==== Record extracts ====

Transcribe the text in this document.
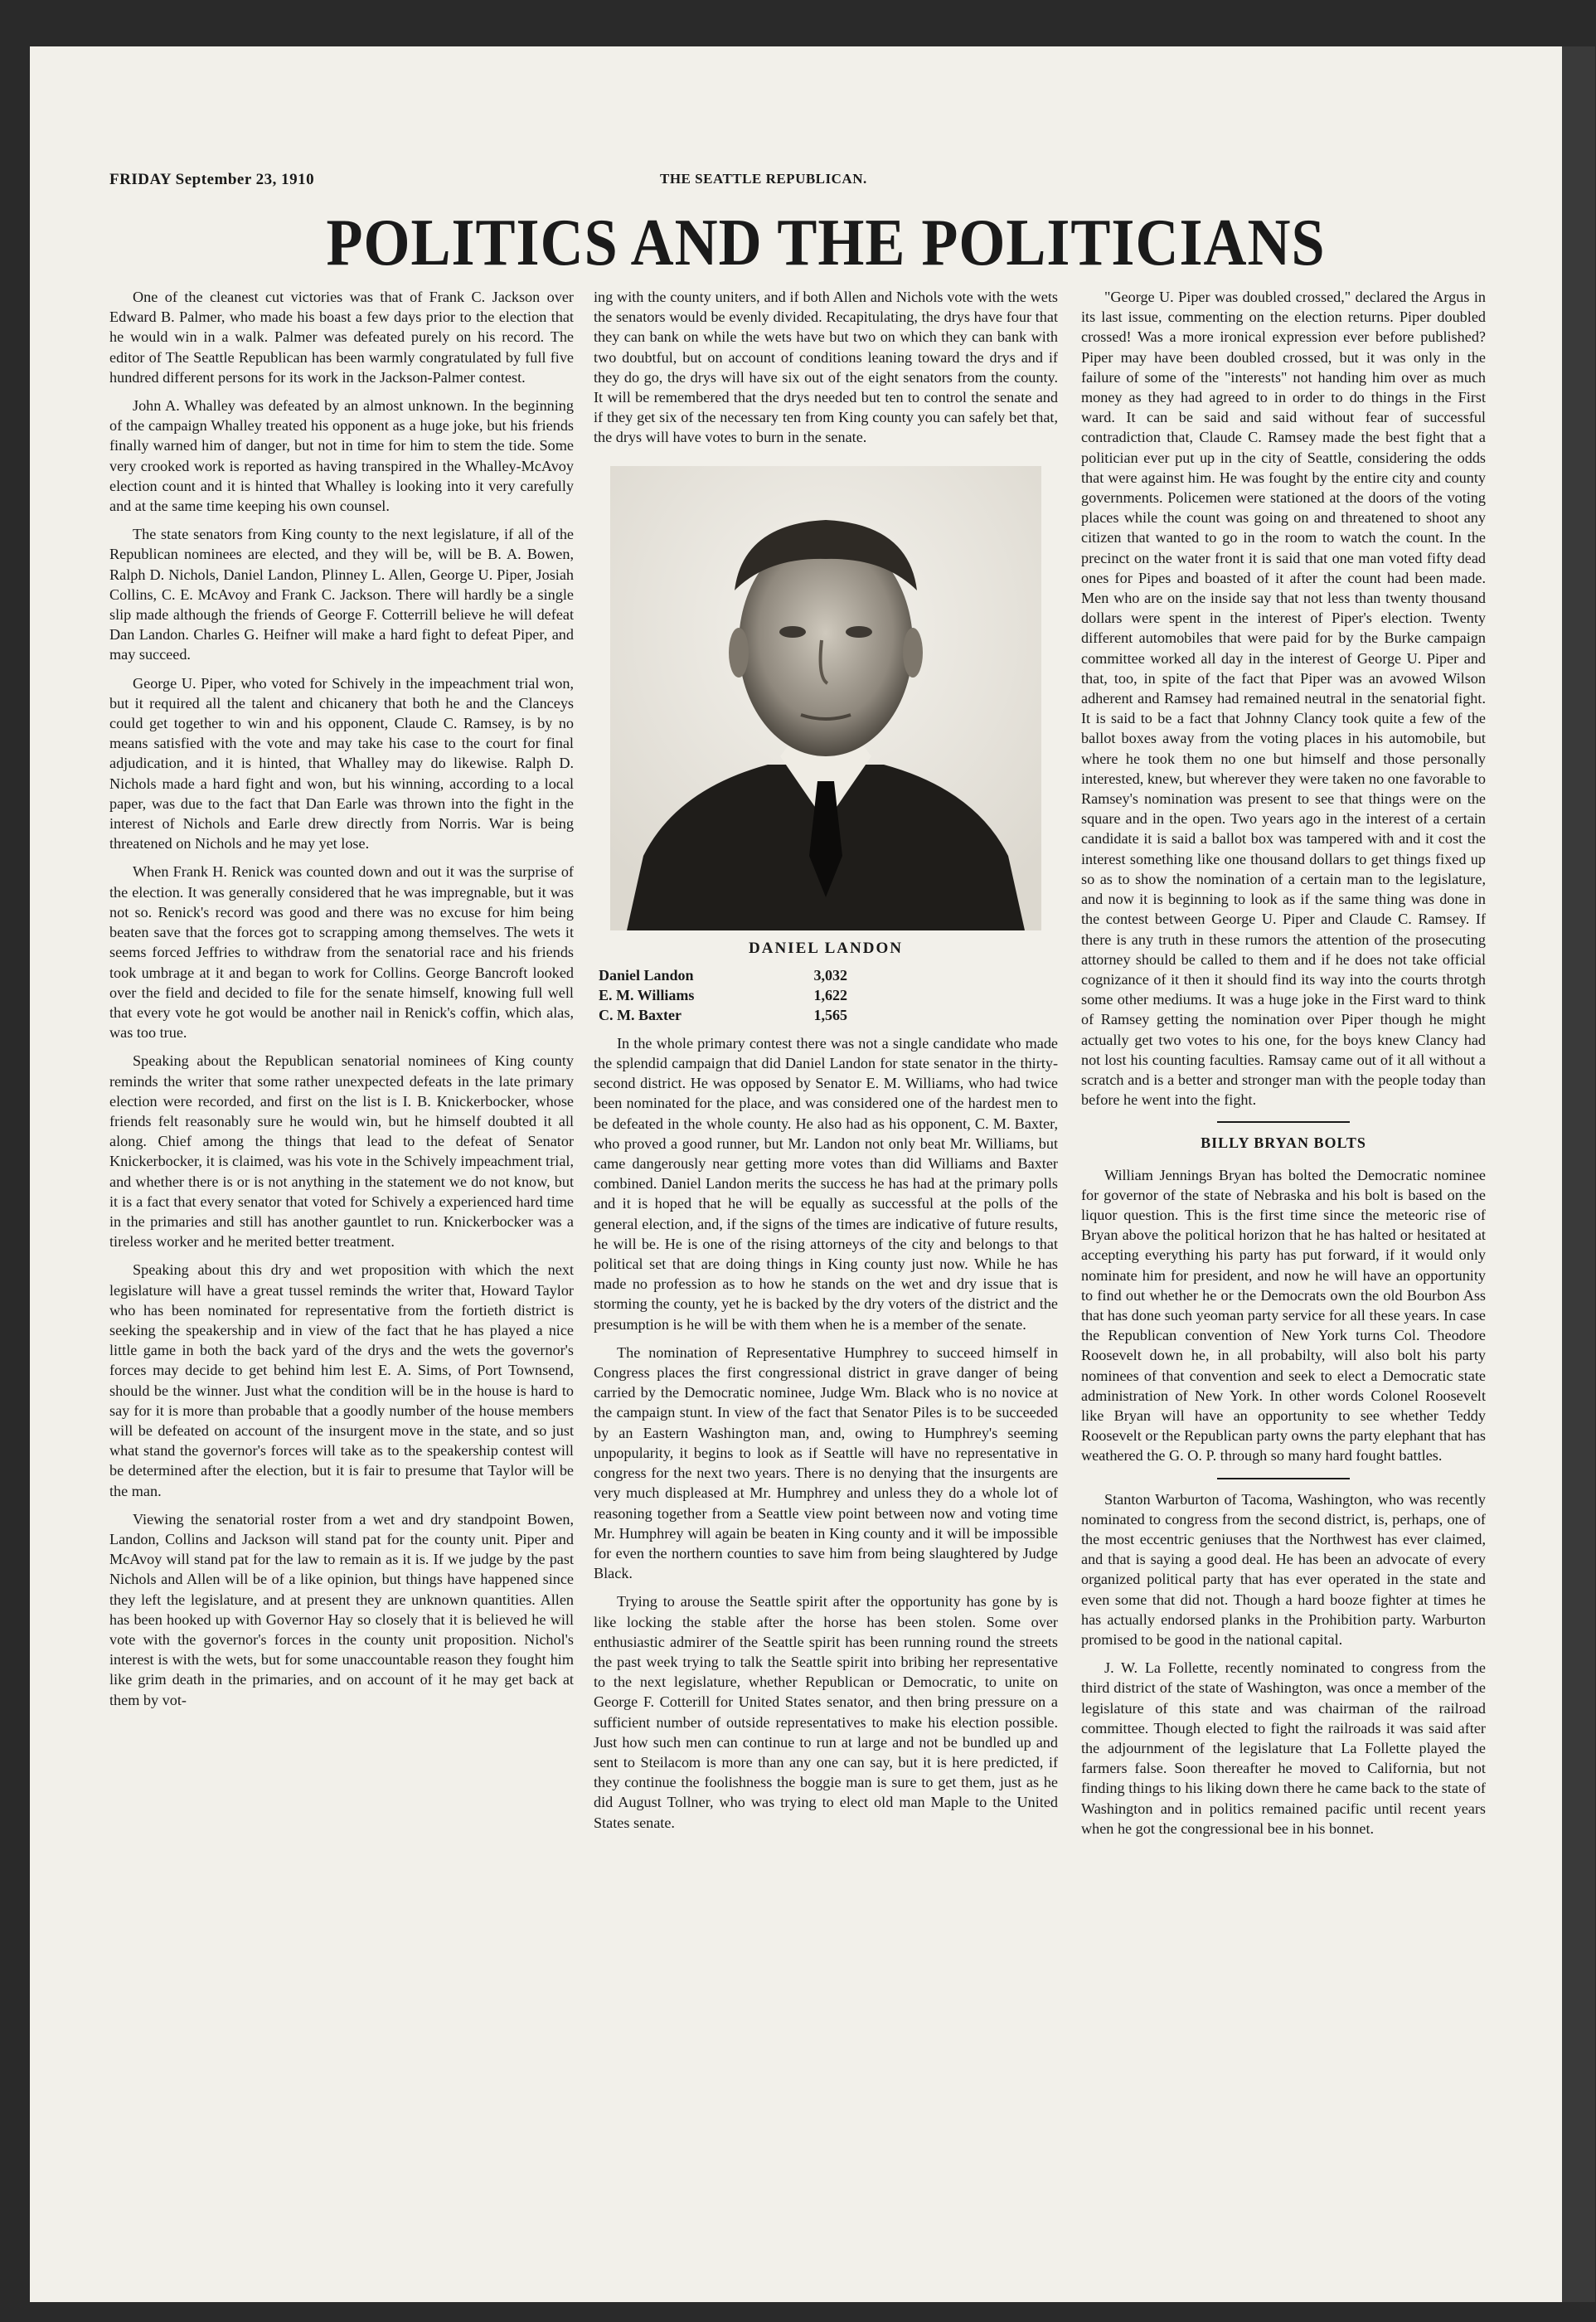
FRIDAY September 23, 1910	THE SEATTLE REPUBLICAN.
POLITICS AND THE POLITICIANS

One of the cleanest cut victories was that of Frank C. Jackson over Edward B. Palmer, who made his boast a few days prior to the election that he would win in a walk. Palmer was defeated purely on his record. The editor of The Seattle Republican has been warmly congratulated by full five hundred different persons for its work in the Jackson-Palmer contest.

John A. Whalley was defeated by an almost unknown. In the beginning of the campaign Whalley treated his opponent as a huge joke, but his friends finally warned him of danger, but not in time for him to stem the tide. Some very crooked work is reported as having transpired in the Whalley-McAvoy election count and it is hinted that Whalley is looking into it very carefully and at the same time keeping his own counsel.

The state senators from King county to the next legislature, if all of the Republican nominees are elected, and they will be, will be B. A. Bowen, Ralph D. Nichols, Daniel Landon, Plinney L. Allen, George U. Piper, Josiah Collins, C. E. McAvoy and Frank C. Jackson. There will hardly be a single slip made although the friends of George F. Cotterrill believe he will defeat Dan Landon. Charles G. Heifner will make a hard fight to defeat Piper, and may succeed.

George U. Piper, who voted for Schively in the impeachment trial won, but it required all the talent and chicanery that both he and the Clanceys could get together to win and his opponent, Claude C. Ramsey, is by no means satisfied with the vote and may take his case to the court for final adjudication, and it is hinted, that Whalley may do likewise. Ralph D. Nichols made a hard fight and won, but his winning, according to a local paper, was due to the fact that Dan Earle was thrown into the fight in the interest of Nichols and Earle drew directly from Norris. War is being threatened on Nichols and he may yet lose.

When Frank H. Renick was counted down and out it was the surprise of the election. It was generally considered that he was impregnable, but it was not so. Renick's record was good and there was no excuse for him being beaten save that the forces got to scrapping among themselves. The wets it seems forced Jeffries to withdraw from the senatorial race and his friends took umbrage at it and began to work for Collins. George Bancroft looked over the field and decided to file for the senate himself, knowing full well that every vote he got would be another nail in Renick's coffin, which alas, was too true.

Speaking about the Republican senatorial nominees of King county reminds the writer that some rather unexpected defeats in the late primary election were recorded, and first on the list is I. B. Knickerbocker, whose friends felt reasonably sure he would win, but he himself doubted it all along. Chief among the things that lead to the defeat of Senator Knickerbocker, it is claimed, was his vote in the Schively impeachment trial, and whether there is or is not anything in the statement we do not know, but it is a fact that every senator that voted for Schively a experienced hard time in the primaries and still has another gauntlet to run. Knickerbocker was a tireless worker and he merited better treatment.

Speaking about this dry and wet proposition with which the next legislature will have a great tussel reminds the writer that, Howard Taylor who has been nominated for representative from the fortieth district is seeking the speakership and in view of the fact that he has played a nice little game in both the back yard of the drys and the wets the governor's forces may decide to get behind him lest E. A. Sims, of Port Townsend, should be the winner. Just what the condition will be in the house is hard to say for it is more than probable that a goodly number of the house members will be defeated on account of the insurgent move in the state, and so just what stand the governor's forces will take as to the speakership contest will be determined after the election, but it is fair to presume that Taylor will be the man.

Viewing the senatorial roster from a wet and dry standpoint Bowen, Landon, Collins and Jackson will stand pat for the county unit. Piper and McAvoy will stand pat for the law to remain as it is. If we judge by the past Nichols and Allen will be of a like opinion, but things have happened since they left the legislature, and at present they are unknown quantities. Allen has been hooked up with Governor Hay so closely that it is believed he will vote with the governor's forces in the county unit proposition. Nichol's interest is with the wets, but for some unaccountable reason they fought him like grim death in the primaries, and on account of it he may get back at them by vot-

ing with the county uniters, and if both Allen and Nichols vote with the wets the senators would be evenly divided. Recapitulating, the drys have four that they can bank on while the wets have but two on which they can bank with two doubtful, but on account of conditions leaning toward the drys and if they do go, the drys will have six out of the eight senators from the county. It will be remembered that the drys needed but ten to control the senate and if they get six of the necessary ten from King county you can safely bet that, the drys will have votes to burn in the senate.

DANIEL LANDON
Daniel Landon	3,032
E. M. Williams	1,622
C. M. Baxter	1,565

In the whole primary contest there was not a single candidate who made the splendid campaign that did Daniel Landon for state senator in the thirty-second district. He was opposed by Senator E. M. Williams, who had twice been nominated for the place, and was considered one of the hardest men to be defeated in the whole county. He also had as his opponent, C. M. Baxter, who proved a good runner, but Mr. Landon not only beat Mr. Williams, but came dangerously near getting more votes than did Williams and Baxter combined. Daniel Landon merits the success he has had at the primary polls and it is hoped that he will be equally as successful at the polls of the general election, and, if the signs of the times are indicative of future results, he will be. He is one of the rising attorneys of the city and belongs to that political set that are doing things in King county just now. While he has made no profession as to how he stands on the wet and dry issue that is storming the county, yet he is backed by the dry voters of the district and the presumption is he will be with them when he is a member of the senate.

The nomination of Representative Humphrey to succeed himself in Congress places the first congressional district in grave danger of being carried by the Democratic nominee, Judge Wm. Black who is no novice at the campaign stunt. In view of the fact that Senator Piles is to be succeeded by an Eastern Washington man, and, owing to Humphrey's seeming unpopularity, it begins to look as if Seattle will have no representative in congress for the next two years. There is no denying that the insurgents are very much displeased at Mr. Humphrey and unless they do a whole lot of reasoning together from a Seattle view point between now and voting time Mr. Humphrey will again be beaten in King county and it will be impossible for even the northern counties to save him from being slaughtered by Judge Black.

Trying to arouse the Seattle spirit after the opportunity has gone by is like locking the stable after the horse has been stolen. Some over enthusiastic admirer of the Seattle spirit has been running round the streets the past week trying to talk the Seattle spirit into bribing her representative to the next legislature, whether Republican or Democratic, to unite on George F. Cotterill for United States senator, and then bring pressure on a sufficient number of outside representatives to make his election possible. Just how such men can continue to run at large and not be bundled up and sent to Steilacom is more than any one can say, but it is here predicted, if they continue the foolishness the boggie man is sure to get them, just as he did August Tollner, who was trying to elect old man Maple to the United States senate.

"George U. Piper was doubled crossed," declared the Argus in its last issue, commenting on the election returns. Piper doubled crossed! Was a more ironical expression ever before published? Piper may have been doubled crossed, but it was only in the failure of some of the "interests" not handing him over as much money as they had agreed to in order to do things in the First ward. It can be said and said without fear of successful contradiction that, Claude C. Ramsey made the best fight that a politician ever put up in the city of Seattle, considering the odds that were against him. He was fought by the entire city and county governments. Policemen were stationed at the doors of the voting places while the count was going on and threatened to shoot any citizen that wanted to go in the room to watch the count. In the precinct on the water front it is said that one man voted fifty dead ones for Pipes and boasted of it after the count had been made. Men who are on the inside say that not less than twenty thousand dollars were spent in the interest of Piper's election. Twenty different automobiles that were paid for by the Burke campaign committee worked all day in the interest of George U. Piper and that, too, in spite of the fact that Piper was an avowed Wilson adherent and Ramsey had remained neutral in the senatorial fight. It is said to be a fact that Johnny Clancy took quite a few of the ballot boxes away from the voting places in his automobile, but where he took them no one but himself and those personally interested, knew, but wherever they were taken no one favorable to Ramsey's nomination was present to see that things were on the square and in the open. Two years ago in the interest of a certain candidate it is said a ballot box was tampered with and it cost the interest something like one thousand dollars to get things fixed up so as to show the nomination of a certain man to the legislature, and now it is beginning to look as if the same thing was done in the contest between George U. Piper and Claude C. Ramsey. If there is any truth in these rumors the attention of the prosecuting attorney should be called to them and if he does not take official cognizance of it then it should find its way into the courts throtgh some other mediums. It was a huge joke in the First ward to think of Ramsey getting the nomination over Piper though he might actually get two votes to his one, for the boys knew Clancy had not lost his counting faculties. Ramsay came out of it all without a scratch and is a better and stronger man with the people today than before he went into the fight.

BILLY BRYAN BOLTS

William Jennings Bryan has bolted the Democratic nominee for governor of the state of Nebraska and his bolt is based on the liquor question. This is the first time since the meteoric rise of Bryan above the political horizon that he has halted or hesitated at accepting everything his party has put forward, if it would only nominate him for president, and now he will have an opportunity to find out whether he or the Democrats own the old Bourbon Ass that has done such yeoman party service for all these years. In case the Republican convention of New York turns Col. Theodore Roosevelt down he, in all probabilty, will also bolt his party nominees of that convention and seek to elect a Democratic state administration of New York. In other words Colonel Roosevelt like Bryan will have an opportunity to see whether Teddy Roosevelt or the Republican party owns the party elephant that has weathered the G. O. P. through so many hard fought battles.

Stanton Warburton of Tacoma, Washington, who was recently nominated to congress from the second district, is, perhaps, one of the most eccentric geniuses that the Northwest has ever claimed, and that is saying a good deal. He has been an advocate of every organized political party that has ever operated in the state and even some that did not. Though a hard booze fighter at times he has actually endorsed planks in the Prohibition party. Warburton promised to be good in the national capital.

J. W. La Follette, recently nominated to congress from the third district of the state of Washington, was once a member of the legislature of this state and was chairman of the railroad committee. Though elected to fight the railroads it was said after the adjournment of the legislature that La Follette played the farmers false. Soon thereafter he moved to California, but not finding things to his liking down there he came back to the state of Washington and in politics remained pacific until recent years when he got the congressional bee in his bonnet.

====

## What is being asked
From the listing above, report the number of lines containing the string "Bowen", without any accompanying remarks.

## Correct output
2